## What the exercise asks
Lines containing the word "document" are the ones to copy from the records below.

## Records provided
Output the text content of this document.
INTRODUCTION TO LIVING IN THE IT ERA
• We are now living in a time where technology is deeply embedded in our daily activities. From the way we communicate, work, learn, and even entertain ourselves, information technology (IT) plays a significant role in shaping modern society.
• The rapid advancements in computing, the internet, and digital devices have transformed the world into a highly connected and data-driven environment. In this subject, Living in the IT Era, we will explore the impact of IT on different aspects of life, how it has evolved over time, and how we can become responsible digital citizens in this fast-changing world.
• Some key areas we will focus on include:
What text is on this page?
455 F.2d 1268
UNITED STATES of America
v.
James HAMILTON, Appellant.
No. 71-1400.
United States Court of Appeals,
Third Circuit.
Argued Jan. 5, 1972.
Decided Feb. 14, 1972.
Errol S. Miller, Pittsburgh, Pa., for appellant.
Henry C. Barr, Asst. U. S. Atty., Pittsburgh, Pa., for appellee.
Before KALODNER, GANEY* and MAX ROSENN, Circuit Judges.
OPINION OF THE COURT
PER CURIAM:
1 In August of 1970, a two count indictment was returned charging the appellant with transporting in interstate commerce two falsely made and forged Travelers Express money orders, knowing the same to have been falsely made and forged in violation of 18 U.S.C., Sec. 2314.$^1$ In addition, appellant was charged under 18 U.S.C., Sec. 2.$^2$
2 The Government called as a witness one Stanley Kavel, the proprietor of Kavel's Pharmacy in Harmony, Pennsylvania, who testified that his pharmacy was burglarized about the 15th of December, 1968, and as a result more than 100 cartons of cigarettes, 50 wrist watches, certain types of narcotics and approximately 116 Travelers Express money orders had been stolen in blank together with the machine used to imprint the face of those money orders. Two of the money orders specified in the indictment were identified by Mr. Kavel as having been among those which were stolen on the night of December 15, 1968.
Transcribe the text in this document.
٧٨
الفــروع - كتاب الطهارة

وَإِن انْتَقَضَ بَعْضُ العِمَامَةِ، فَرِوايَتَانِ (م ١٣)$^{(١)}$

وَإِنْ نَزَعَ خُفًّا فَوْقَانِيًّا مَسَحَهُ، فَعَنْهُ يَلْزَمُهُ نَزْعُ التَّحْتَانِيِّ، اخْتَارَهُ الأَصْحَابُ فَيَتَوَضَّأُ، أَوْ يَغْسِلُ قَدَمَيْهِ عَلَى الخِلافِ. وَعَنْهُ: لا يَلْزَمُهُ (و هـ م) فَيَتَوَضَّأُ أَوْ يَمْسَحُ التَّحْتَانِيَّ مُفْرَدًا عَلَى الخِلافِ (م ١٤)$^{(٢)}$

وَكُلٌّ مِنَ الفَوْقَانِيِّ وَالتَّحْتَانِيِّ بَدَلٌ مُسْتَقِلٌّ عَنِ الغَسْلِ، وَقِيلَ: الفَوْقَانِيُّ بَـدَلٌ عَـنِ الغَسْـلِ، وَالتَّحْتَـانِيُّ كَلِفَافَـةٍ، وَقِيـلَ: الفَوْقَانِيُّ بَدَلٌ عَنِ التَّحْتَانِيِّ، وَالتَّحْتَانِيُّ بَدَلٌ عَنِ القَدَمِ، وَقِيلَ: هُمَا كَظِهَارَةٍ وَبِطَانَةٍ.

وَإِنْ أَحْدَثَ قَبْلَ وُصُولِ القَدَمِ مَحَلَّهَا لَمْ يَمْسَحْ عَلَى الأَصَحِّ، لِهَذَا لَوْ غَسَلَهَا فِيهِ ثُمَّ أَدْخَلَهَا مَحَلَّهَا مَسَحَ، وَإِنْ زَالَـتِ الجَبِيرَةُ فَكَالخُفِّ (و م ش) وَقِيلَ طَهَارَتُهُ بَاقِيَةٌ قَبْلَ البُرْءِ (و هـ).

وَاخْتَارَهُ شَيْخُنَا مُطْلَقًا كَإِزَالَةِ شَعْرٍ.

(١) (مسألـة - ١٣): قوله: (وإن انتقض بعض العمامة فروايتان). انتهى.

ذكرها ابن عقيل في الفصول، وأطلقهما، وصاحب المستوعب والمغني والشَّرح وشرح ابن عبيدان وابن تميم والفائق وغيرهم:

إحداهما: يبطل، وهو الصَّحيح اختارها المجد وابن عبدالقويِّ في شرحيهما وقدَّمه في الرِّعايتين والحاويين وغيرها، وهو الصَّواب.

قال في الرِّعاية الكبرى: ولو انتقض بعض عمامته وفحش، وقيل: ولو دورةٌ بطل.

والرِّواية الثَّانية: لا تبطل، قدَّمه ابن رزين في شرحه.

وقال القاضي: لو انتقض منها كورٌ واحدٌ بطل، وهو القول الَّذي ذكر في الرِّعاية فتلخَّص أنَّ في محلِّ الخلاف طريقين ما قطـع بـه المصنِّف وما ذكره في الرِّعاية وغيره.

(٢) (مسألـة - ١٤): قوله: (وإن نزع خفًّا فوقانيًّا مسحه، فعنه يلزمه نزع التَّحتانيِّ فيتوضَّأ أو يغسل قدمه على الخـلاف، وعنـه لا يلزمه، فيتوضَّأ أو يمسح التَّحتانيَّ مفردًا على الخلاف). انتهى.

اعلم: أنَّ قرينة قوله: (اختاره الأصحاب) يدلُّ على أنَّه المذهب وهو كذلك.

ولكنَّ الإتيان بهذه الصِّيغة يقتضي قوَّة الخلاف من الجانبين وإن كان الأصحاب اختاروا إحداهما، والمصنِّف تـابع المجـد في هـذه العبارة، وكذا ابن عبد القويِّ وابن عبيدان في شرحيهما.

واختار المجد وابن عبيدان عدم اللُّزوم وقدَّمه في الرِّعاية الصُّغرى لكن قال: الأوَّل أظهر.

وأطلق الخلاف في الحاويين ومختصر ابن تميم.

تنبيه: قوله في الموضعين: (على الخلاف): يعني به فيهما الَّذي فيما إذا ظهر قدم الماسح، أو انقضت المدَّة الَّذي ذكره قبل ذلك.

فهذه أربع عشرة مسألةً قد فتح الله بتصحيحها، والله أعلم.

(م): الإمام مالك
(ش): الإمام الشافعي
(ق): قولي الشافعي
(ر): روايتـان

## Problem solution
Output the text content of this document.
Transcribe the text in this document.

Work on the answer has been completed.